### Records for this exercise ###

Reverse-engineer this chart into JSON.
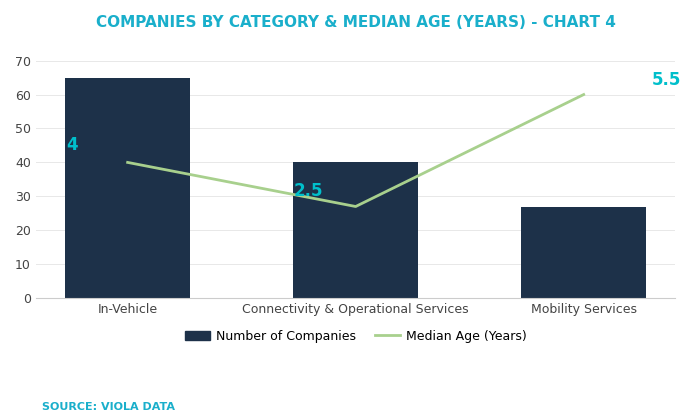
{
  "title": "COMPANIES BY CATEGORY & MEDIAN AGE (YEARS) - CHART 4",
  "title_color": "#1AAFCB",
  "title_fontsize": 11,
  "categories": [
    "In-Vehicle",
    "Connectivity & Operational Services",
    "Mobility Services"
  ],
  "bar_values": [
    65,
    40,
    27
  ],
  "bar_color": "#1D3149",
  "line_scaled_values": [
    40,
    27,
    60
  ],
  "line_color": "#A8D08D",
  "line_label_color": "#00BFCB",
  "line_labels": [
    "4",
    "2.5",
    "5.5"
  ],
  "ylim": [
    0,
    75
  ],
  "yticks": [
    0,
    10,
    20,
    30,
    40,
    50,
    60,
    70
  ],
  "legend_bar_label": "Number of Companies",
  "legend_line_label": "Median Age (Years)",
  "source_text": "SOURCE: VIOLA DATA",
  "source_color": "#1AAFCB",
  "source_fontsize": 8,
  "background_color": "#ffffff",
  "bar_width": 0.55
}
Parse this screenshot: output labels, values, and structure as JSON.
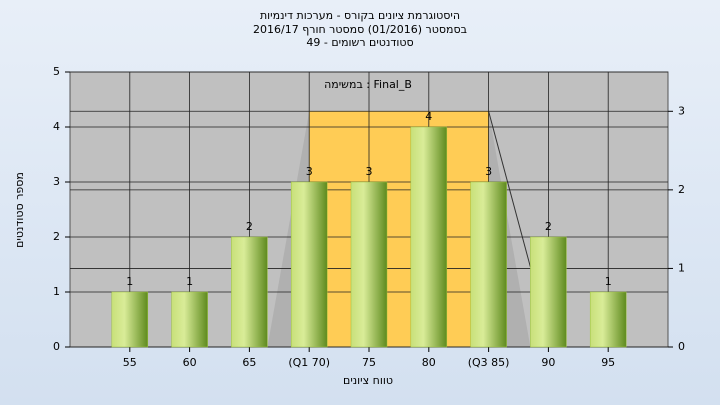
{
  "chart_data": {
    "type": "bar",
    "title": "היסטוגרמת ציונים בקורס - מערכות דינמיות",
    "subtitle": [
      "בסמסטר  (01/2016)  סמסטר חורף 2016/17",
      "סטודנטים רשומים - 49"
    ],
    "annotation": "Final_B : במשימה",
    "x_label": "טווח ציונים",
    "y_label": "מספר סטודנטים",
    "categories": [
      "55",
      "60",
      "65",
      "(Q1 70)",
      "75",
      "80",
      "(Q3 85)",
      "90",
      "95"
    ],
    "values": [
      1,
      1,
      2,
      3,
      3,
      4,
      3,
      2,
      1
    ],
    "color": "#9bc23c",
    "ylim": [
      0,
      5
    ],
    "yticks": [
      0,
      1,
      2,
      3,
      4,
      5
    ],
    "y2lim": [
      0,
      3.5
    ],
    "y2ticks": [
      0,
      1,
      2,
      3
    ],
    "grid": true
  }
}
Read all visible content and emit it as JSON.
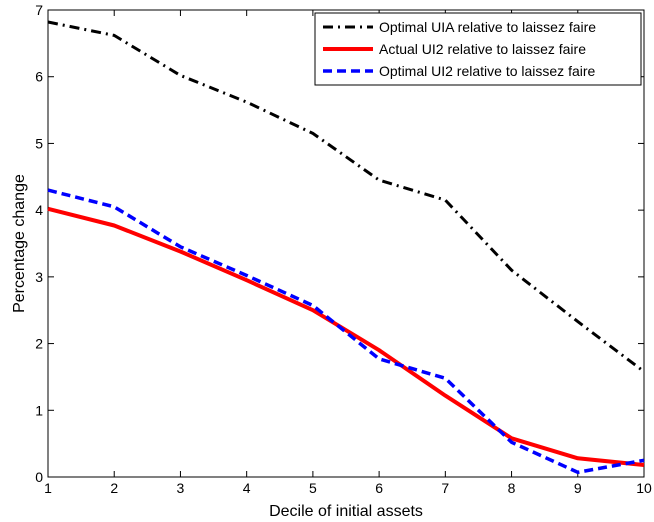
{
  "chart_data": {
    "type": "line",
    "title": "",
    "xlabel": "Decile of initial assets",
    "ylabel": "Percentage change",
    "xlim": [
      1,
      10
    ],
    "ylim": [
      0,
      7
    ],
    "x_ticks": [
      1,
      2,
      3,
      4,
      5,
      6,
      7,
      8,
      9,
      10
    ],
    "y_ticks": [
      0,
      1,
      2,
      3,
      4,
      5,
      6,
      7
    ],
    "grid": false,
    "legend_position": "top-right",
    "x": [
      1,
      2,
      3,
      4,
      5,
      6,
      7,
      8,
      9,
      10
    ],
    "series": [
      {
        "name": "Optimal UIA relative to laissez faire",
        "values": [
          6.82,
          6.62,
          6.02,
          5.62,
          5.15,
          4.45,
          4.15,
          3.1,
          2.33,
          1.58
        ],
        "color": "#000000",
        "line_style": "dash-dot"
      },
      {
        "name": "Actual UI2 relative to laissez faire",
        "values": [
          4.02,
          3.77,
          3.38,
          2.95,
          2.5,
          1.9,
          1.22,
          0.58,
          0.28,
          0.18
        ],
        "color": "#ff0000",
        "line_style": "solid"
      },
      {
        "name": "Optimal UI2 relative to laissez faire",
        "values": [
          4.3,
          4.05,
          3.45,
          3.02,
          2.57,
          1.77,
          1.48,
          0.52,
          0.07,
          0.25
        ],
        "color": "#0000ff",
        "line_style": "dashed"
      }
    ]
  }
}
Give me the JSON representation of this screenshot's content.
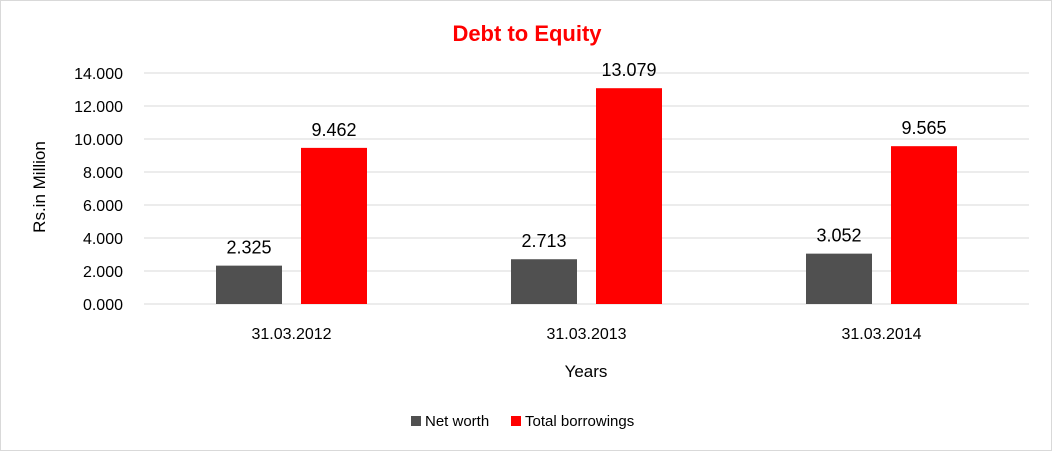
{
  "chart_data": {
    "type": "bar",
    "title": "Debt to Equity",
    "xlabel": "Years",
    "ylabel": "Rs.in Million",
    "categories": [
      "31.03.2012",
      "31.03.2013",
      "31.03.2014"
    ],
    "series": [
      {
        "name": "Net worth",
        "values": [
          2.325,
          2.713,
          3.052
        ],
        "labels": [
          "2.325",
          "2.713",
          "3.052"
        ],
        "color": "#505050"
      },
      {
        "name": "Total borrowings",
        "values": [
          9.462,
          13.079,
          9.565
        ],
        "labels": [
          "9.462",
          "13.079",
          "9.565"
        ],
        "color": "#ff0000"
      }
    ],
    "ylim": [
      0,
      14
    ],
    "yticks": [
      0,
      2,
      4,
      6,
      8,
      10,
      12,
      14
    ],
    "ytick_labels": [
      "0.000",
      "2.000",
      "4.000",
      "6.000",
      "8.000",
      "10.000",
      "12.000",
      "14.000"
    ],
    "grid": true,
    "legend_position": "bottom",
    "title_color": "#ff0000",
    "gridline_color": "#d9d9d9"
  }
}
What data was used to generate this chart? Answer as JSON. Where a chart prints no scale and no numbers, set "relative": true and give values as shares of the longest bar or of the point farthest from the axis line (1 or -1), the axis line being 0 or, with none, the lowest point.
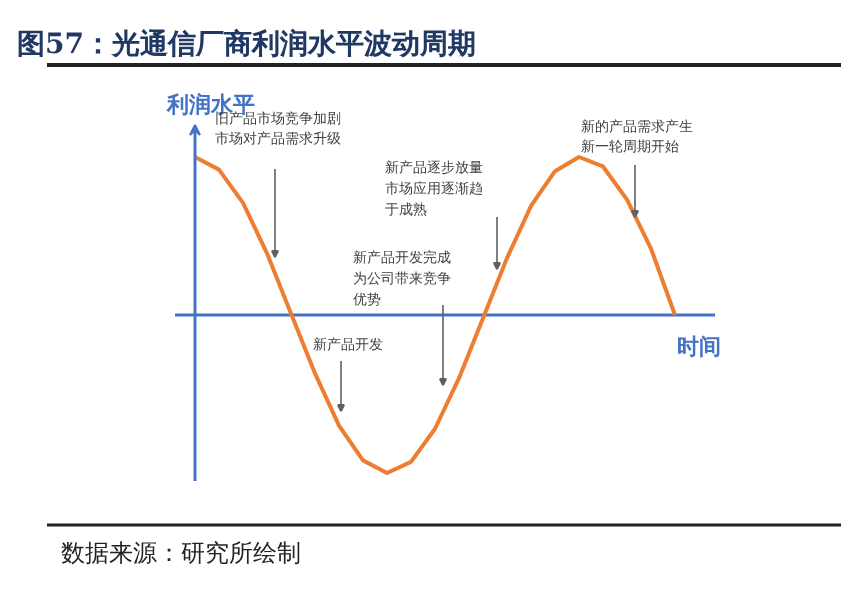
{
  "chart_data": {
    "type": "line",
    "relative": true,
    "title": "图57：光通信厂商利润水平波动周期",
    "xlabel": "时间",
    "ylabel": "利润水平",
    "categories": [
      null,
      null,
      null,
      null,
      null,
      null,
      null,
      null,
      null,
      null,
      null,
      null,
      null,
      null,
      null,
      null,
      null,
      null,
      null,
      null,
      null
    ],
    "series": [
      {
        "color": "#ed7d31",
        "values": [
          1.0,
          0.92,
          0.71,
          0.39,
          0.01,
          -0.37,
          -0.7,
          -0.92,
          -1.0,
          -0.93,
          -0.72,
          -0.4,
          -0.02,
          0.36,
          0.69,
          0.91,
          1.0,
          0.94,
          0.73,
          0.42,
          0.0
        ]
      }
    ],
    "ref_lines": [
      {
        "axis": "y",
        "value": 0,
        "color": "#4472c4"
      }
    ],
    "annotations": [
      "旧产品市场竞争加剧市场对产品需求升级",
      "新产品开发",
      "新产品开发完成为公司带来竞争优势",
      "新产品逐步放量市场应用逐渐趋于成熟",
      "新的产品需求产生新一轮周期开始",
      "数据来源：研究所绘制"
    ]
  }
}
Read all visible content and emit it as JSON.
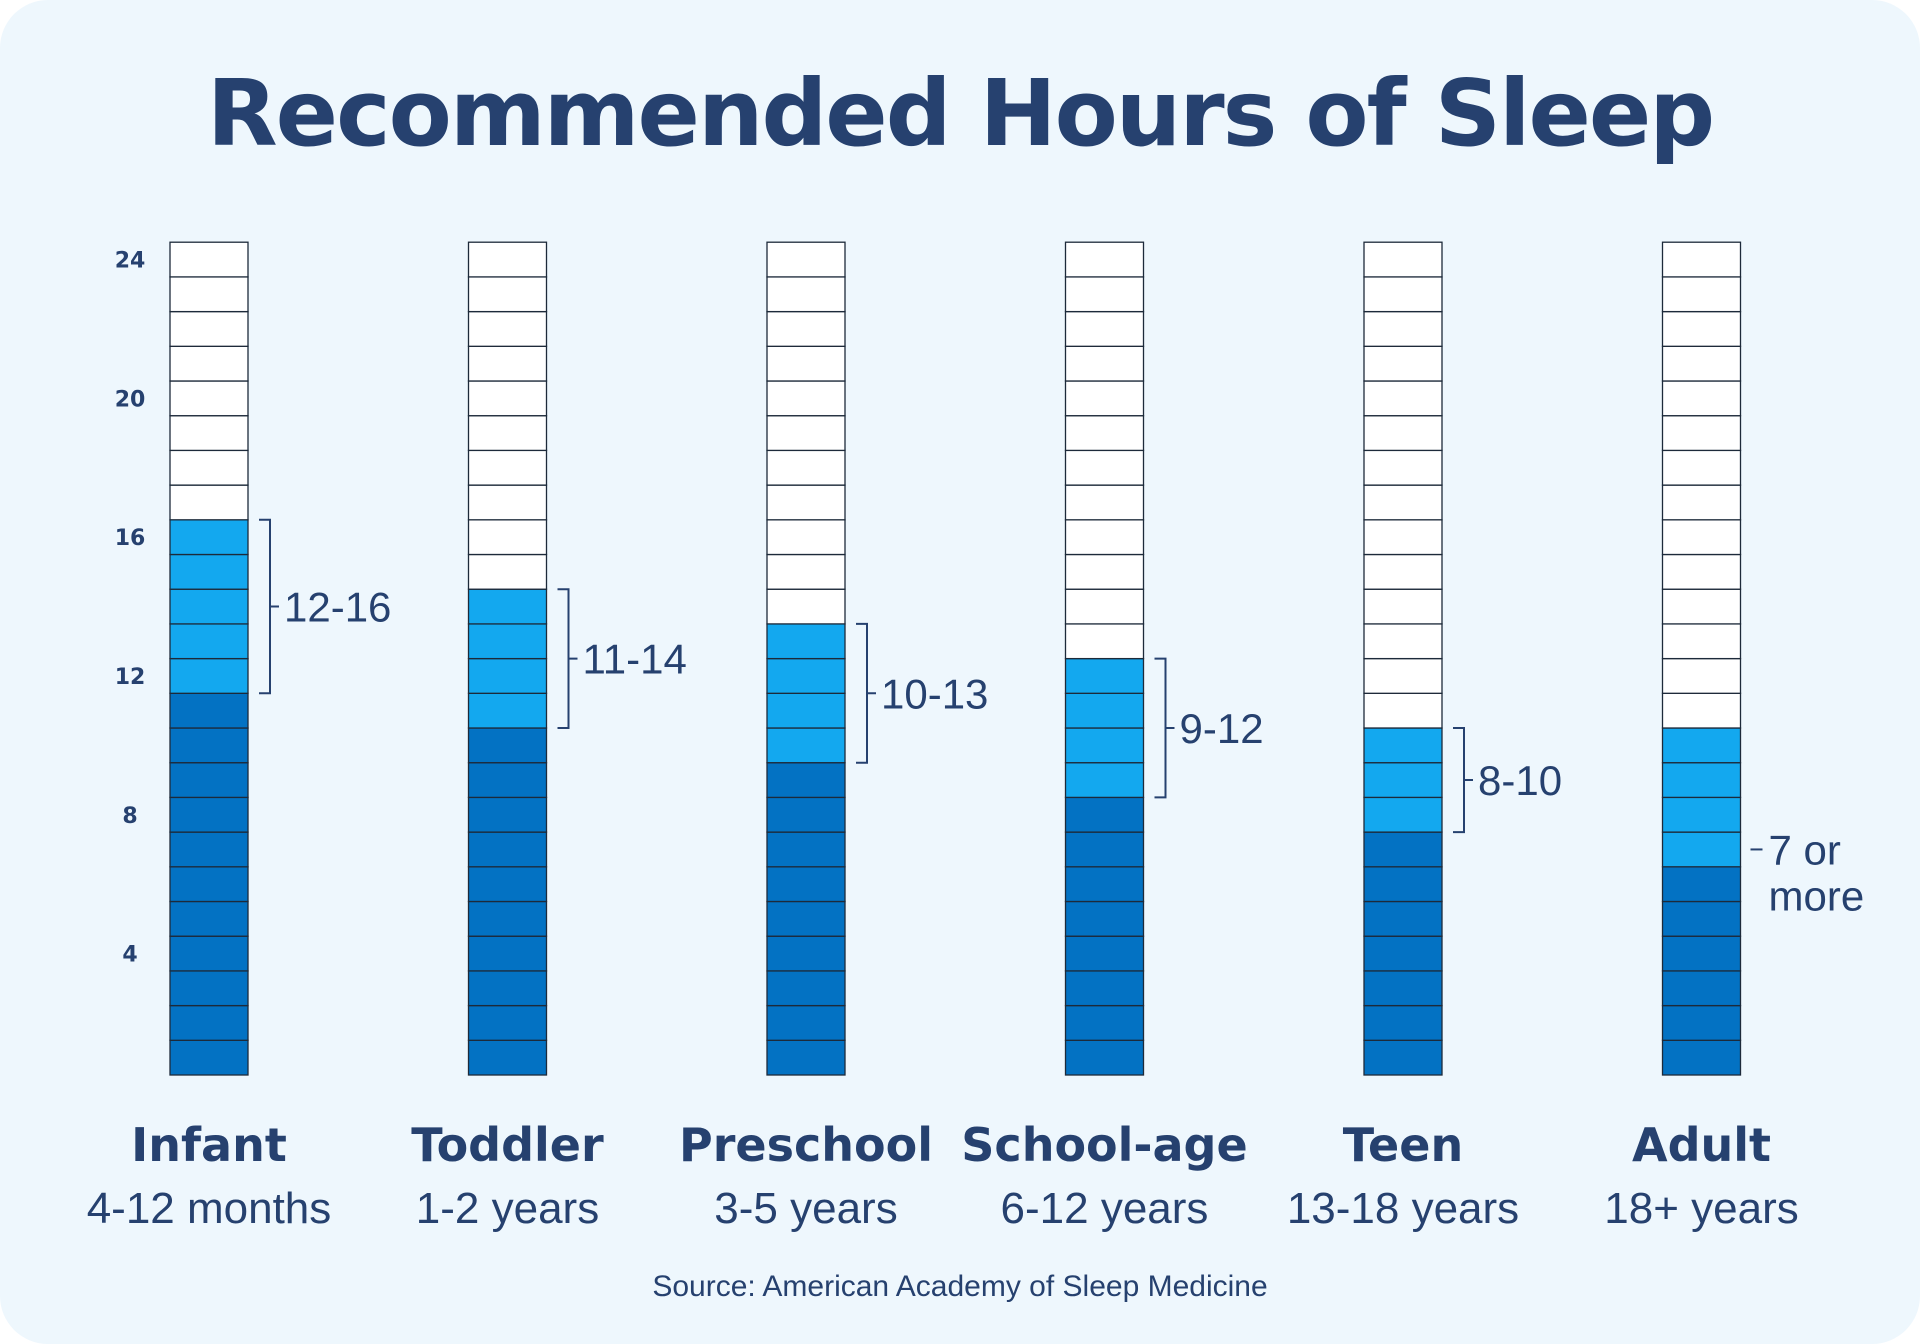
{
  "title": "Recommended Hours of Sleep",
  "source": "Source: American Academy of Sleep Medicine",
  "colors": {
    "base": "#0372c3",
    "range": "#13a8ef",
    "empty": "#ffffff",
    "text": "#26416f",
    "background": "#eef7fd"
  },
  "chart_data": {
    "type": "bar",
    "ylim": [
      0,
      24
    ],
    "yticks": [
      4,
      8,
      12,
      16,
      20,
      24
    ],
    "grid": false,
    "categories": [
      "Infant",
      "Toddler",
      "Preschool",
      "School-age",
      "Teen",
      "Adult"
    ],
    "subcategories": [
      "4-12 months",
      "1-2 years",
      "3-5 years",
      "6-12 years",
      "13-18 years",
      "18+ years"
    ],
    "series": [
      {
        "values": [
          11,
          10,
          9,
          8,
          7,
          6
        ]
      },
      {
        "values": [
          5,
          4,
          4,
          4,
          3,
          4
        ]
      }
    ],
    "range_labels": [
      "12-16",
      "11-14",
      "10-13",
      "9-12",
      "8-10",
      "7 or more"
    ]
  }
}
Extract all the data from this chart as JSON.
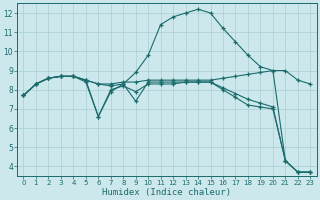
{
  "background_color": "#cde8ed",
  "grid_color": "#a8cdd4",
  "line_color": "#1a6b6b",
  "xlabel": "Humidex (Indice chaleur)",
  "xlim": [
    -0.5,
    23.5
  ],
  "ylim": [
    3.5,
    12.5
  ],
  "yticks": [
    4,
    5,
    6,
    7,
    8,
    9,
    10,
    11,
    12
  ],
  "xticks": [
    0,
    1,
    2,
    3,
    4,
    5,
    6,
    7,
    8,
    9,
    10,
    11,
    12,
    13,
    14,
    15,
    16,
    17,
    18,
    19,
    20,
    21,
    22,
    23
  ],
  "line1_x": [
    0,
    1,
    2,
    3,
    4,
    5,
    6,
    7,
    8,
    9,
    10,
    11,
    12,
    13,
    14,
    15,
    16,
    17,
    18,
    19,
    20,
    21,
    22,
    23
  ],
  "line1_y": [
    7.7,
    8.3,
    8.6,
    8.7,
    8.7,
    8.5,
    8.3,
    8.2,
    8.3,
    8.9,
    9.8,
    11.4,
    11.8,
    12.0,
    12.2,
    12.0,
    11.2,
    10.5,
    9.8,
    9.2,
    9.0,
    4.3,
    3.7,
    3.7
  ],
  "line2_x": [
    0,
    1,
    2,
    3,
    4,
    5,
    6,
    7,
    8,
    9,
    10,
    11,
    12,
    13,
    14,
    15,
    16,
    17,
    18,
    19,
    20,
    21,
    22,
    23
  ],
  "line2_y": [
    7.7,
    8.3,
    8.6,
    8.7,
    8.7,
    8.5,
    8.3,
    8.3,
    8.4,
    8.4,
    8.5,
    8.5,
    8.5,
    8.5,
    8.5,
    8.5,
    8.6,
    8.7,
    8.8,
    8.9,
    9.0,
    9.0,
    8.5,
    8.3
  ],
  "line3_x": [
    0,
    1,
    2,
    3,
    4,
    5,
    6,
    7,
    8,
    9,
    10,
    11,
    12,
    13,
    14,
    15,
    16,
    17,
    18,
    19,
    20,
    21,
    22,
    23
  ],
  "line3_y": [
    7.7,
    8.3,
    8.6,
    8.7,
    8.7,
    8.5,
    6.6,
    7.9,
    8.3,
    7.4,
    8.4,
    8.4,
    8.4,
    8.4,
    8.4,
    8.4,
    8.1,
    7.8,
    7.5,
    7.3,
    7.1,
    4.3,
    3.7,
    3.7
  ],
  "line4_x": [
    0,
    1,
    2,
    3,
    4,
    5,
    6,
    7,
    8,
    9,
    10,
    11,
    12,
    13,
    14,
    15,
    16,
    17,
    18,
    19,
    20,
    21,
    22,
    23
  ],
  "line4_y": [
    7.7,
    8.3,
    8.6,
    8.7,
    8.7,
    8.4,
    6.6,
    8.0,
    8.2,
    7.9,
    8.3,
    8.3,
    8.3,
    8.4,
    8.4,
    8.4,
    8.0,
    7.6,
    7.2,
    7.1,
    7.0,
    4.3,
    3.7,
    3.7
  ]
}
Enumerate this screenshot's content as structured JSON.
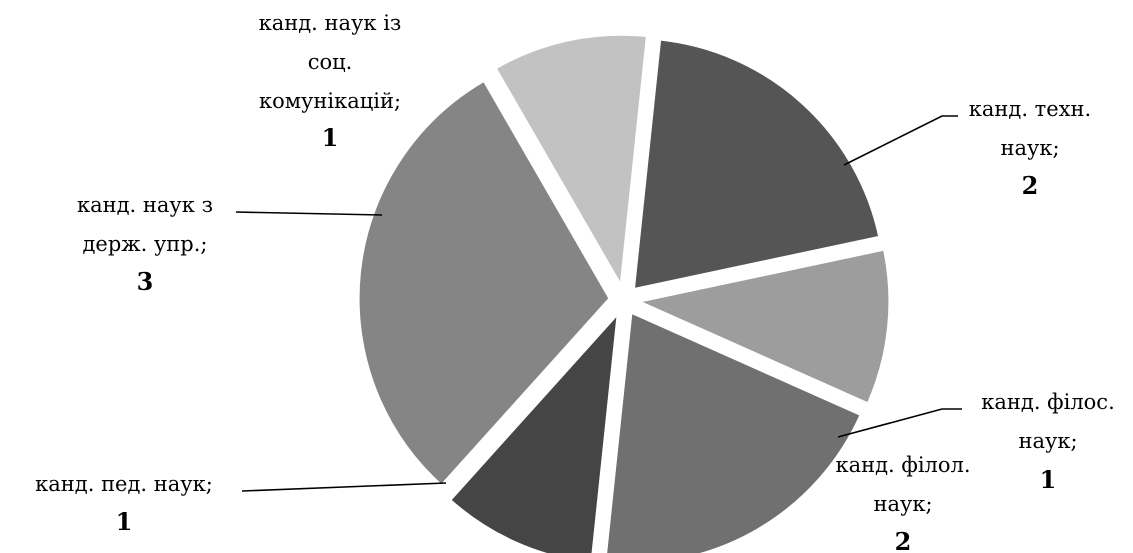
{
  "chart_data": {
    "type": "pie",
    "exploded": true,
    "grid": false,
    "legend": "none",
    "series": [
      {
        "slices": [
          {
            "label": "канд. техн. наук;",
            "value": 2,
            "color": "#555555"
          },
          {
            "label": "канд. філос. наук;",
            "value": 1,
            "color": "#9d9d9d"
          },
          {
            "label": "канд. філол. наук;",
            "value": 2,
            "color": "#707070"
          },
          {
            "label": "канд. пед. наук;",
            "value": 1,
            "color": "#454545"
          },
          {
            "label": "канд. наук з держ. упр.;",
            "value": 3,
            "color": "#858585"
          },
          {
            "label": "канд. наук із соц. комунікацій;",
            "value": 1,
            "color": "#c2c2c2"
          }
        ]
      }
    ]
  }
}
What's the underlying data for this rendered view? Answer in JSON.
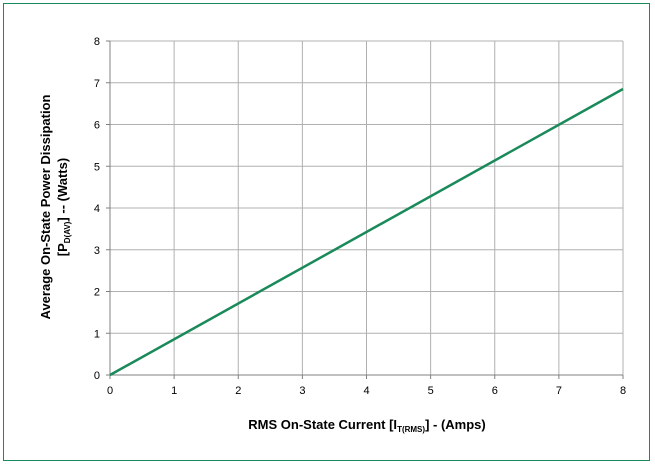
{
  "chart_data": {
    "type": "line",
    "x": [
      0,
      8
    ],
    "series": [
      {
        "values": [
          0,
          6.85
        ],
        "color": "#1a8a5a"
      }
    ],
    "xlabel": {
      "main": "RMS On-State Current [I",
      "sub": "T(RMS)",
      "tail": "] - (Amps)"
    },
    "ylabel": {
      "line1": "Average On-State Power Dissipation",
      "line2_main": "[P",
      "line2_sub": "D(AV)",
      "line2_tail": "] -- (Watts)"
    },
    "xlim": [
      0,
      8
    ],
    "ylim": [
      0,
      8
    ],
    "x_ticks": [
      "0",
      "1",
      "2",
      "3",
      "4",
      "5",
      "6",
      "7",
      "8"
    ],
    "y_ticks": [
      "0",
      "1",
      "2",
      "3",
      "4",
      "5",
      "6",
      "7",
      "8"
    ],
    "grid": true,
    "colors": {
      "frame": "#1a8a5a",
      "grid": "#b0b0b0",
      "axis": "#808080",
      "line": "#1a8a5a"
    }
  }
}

###

Stated problem —
Provide the number of lines in the entries that include "name", and no other text.

Exercise output —
5